> Data items
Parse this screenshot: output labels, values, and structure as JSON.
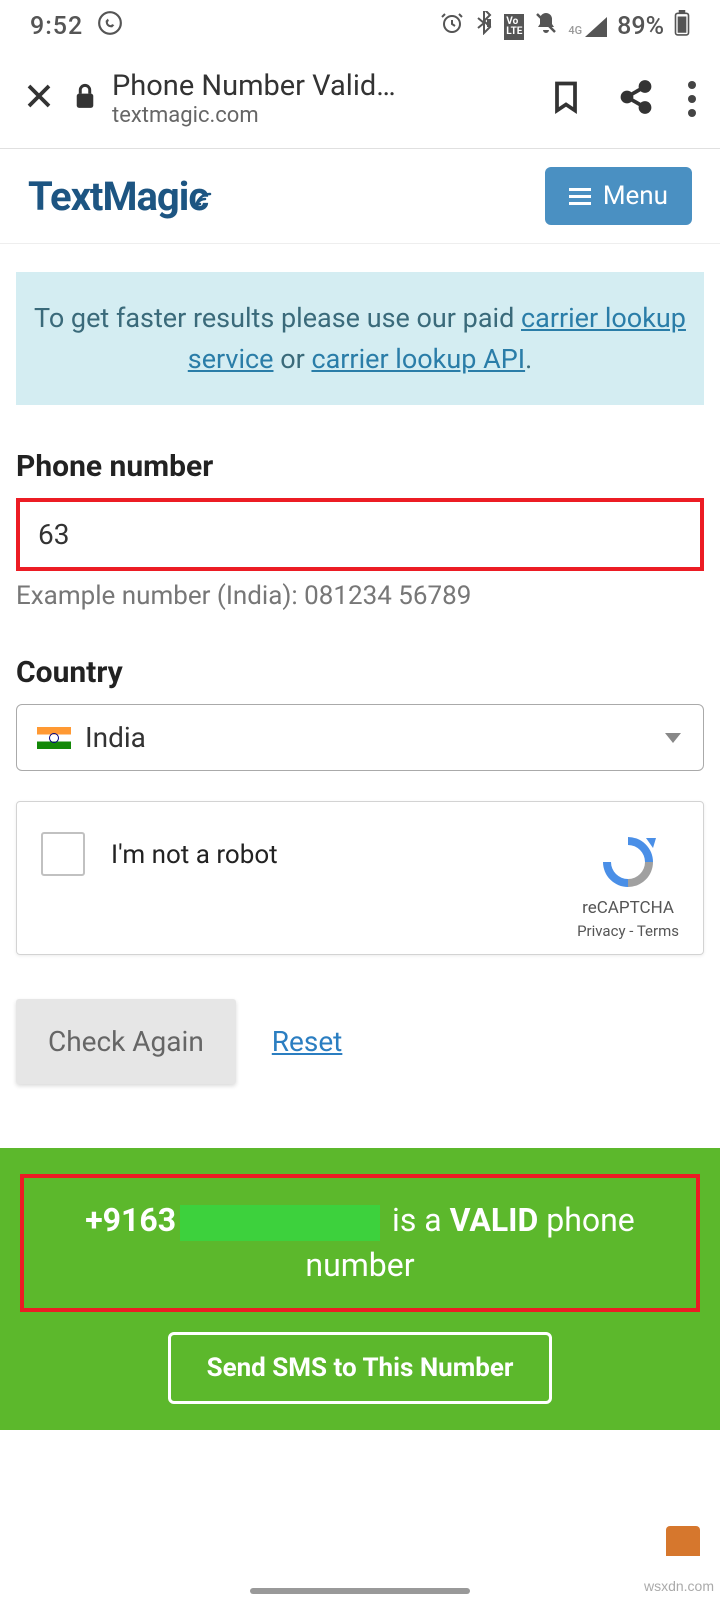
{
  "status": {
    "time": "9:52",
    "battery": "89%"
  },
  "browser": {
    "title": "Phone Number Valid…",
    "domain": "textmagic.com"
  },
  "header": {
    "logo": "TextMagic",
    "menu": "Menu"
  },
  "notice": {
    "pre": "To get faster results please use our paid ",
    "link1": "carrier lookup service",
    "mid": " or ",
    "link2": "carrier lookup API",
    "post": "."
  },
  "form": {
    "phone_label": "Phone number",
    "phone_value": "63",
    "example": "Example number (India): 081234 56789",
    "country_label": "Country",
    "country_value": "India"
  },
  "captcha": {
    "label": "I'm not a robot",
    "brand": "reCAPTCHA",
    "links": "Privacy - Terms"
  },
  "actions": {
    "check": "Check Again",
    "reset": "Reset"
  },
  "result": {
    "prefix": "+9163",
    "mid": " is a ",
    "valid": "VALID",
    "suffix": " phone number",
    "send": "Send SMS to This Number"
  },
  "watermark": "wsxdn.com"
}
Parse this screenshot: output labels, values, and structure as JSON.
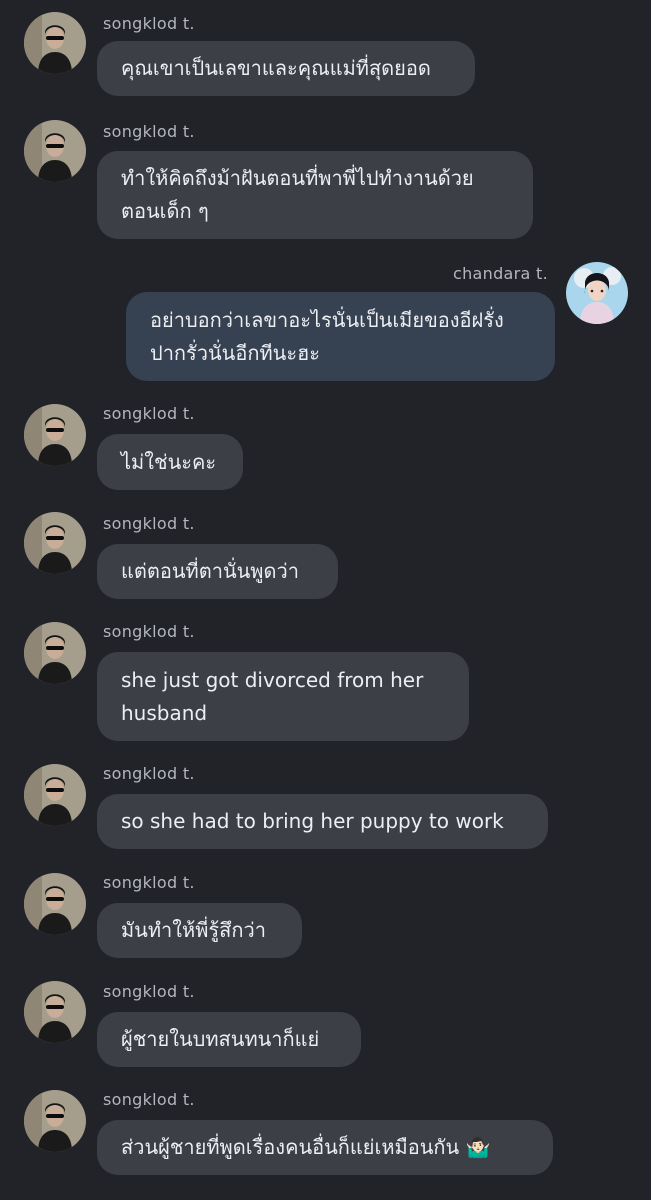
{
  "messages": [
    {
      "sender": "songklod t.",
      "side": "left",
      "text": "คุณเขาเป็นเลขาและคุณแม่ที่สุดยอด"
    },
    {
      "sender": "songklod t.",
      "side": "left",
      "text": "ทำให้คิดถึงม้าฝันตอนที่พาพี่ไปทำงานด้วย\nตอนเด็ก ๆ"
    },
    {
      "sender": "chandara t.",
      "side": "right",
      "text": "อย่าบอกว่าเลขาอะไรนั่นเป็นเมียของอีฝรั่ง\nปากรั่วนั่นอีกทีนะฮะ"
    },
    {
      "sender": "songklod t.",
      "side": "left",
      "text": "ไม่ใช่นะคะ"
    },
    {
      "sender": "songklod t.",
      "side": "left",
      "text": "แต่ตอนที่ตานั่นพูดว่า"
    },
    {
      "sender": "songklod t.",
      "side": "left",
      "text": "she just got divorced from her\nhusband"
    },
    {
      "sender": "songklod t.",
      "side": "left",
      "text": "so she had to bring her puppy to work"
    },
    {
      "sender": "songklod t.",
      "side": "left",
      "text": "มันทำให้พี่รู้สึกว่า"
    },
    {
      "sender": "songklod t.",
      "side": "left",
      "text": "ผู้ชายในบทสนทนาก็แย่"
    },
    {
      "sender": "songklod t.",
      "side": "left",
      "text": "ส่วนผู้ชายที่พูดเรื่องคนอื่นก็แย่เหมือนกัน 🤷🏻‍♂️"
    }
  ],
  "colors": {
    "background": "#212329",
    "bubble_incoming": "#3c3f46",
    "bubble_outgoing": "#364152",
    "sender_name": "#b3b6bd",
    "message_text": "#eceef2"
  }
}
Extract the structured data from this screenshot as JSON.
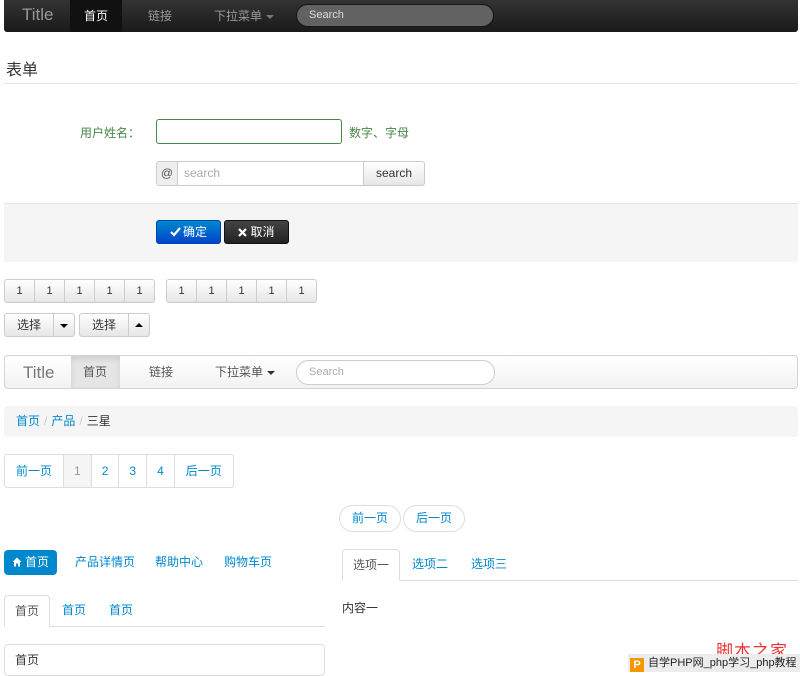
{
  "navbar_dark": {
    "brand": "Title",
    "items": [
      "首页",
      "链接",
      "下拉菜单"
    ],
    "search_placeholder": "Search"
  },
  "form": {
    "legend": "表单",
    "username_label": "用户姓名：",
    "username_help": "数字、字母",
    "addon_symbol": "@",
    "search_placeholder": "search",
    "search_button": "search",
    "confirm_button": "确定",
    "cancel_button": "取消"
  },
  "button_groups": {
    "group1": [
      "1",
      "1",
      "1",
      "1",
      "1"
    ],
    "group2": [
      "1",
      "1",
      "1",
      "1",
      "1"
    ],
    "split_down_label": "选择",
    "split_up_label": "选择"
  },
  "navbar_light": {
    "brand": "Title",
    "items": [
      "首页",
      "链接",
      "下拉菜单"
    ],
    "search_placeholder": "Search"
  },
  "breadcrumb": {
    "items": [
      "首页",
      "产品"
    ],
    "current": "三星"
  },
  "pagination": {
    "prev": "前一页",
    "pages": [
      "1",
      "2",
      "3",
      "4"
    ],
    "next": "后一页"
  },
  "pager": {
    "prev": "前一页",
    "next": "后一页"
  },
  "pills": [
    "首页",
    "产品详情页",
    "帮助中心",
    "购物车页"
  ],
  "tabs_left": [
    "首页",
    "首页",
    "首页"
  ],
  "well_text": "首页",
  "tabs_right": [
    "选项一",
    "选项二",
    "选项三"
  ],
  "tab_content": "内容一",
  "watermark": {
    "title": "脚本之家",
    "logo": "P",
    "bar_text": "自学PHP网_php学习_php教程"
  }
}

> WRITTEN EXERCISE
Pictures are to be left out; the records above must be repeated word for word.

> FULL ANSWER
Parse this screenshot: output labels, values, and structure as JSON.
{
  "status": {
    "time": "9:52",
    "battery": "89%"
  },
  "browser": {
    "title": "Phone Number Valid…",
    "domain": "textmagic.com"
  },
  "header": {
    "logo": "TextMagic",
    "menu": "Menu"
  },
  "notice": {
    "pre": "To get faster results please use our paid ",
    "link1": "carrier lookup service",
    "mid": " or ",
    "link2": "carrier lookup API",
    "post": "."
  },
  "form": {
    "phone_label": "Phone number",
    "phone_value": "63",
    "example": "Example number (India): 081234 56789",
    "country_label": "Country",
    "country_value": "India"
  },
  "captcha": {
    "label": "I'm not a robot",
    "brand": "reCAPTCHA",
    "links": "Privacy - Terms"
  },
  "actions": {
    "check": "Check Again",
    "reset": "Reset"
  },
  "result": {
    "prefix": "+9163",
    "mid": " is a ",
    "valid": "VALID",
    "suffix": " phone number",
    "send": "Send SMS to This Number"
  },
  "watermark": "wsxdn.com"
}
Parse this screenshot: output labels, values, and structure as JSON.
{
  "messages": [
    {
      "sender": "songklod t.",
      "side": "left",
      "text": "คุณเขาเป็นเลขาและคุณแม่ที่สุดยอด"
    },
    {
      "sender": "songklod t.",
      "side": "left",
      "text": "ทำให้คิดถึงม้าฝันตอนที่พาพี่ไปทำงานด้วย\nตอนเด็ก ๆ"
    },
    {
      "sender": "chandara t.",
      "side": "right",
      "text": "อย่าบอกว่าเลขาอะไรนั่นเป็นเมียของอีฝรั่ง\nปากรั่วนั่นอีกทีนะฮะ"
    },
    {
      "sender": "songklod t.",
      "side": "left",
      "text": "ไม่ใช่นะคะ"
    },
    {
      "sender": "songklod t.",
      "side": "left",
      "text": "แต่ตอนที่ตานั่นพูดว่า"
    },
    {
      "sender": "songklod t.",
      "side": "left",
      "text": "she just got divorced from her\nhusband"
    },
    {
      "sender": "songklod t.",
      "side": "left",
      "text": "so she had to bring her puppy to work"
    },
    {
      "sender": "songklod t.",
      "side": "left",
      "text": "มันทำให้พี่รู้สึกว่า"
    },
    {
      "sender": "songklod t.",
      "side": "left",
      "text": "ผู้ชายในบทสนทนาก็แย่"
    },
    {
      "sender": "songklod t.",
      "side": "left",
      "text": "ส่วนผู้ชายที่พูดเรื่องคนอื่นก็แย่เหมือนกัน 🤷🏻‍♂️"
    }
  ],
  "colors": {
    "background": "#212329",
    "bubble_incoming": "#3c3f46",
    "bubble_outgoing": "#364152",
    "sender_name": "#b3b6bd",
    "message_text": "#eceef2"
  }
}
Extract the structured data from this screenshot as JSON.
{
  "navbar_dark": {
    "brand": "Title",
    "items": [
      "首页",
      "链接",
      "下拉菜单"
    ],
    "search_placeholder": "Search"
  },
  "form": {
    "legend": "表单",
    "username_label": "用户姓名：",
    "username_help": "数字、字母",
    "addon_symbol": "@",
    "search_placeholder": "search",
    "search_button": "search",
    "confirm_button": "确定",
    "cancel_button": "取消"
  },
  "button_groups": {
    "group1": [
      "1",
      "1",
      "1",
      "1",
      "1"
    ],
    "group2": [
      "1",
      "1",
      "1",
      "1",
      "1"
    ],
    "split_down_label": "选择",
    "split_up_label": "选择"
  },
  "navbar_light": {
    "brand": "Title",
    "items": [
      "首页",
      "链接",
      "下拉菜单"
    ],
    "search_placeholder": "Search"
  },
  "breadcrumb": {
    "items": [
      "首页",
      "产品"
    ],
    "current": "三星"
  },
  "pagination": {
    "prev": "前一页",
    "pages": [
      "1",
      "2",
      "3",
      "4"
    ],
    "next": "后一页"
  },
  "pager": {
    "prev": "前一页",
    "next": "后一页"
  },
  "pills": [
    "首页",
    "产品详情页",
    "帮助中心",
    "购物车页"
  ],
  "tabs_left": [
    "首页",
    "首页",
    "首页"
  ],
  "well_text": "首页",
  "tabs_right": [
    "选项一",
    "选项二",
    "选项三"
  ],
  "tab_content": "内容一",
  "watermark": {
    "title": "脚本之家",
    "logo": "P",
    "bar_text": "自学PHP网_php学习_php教程"
  }
}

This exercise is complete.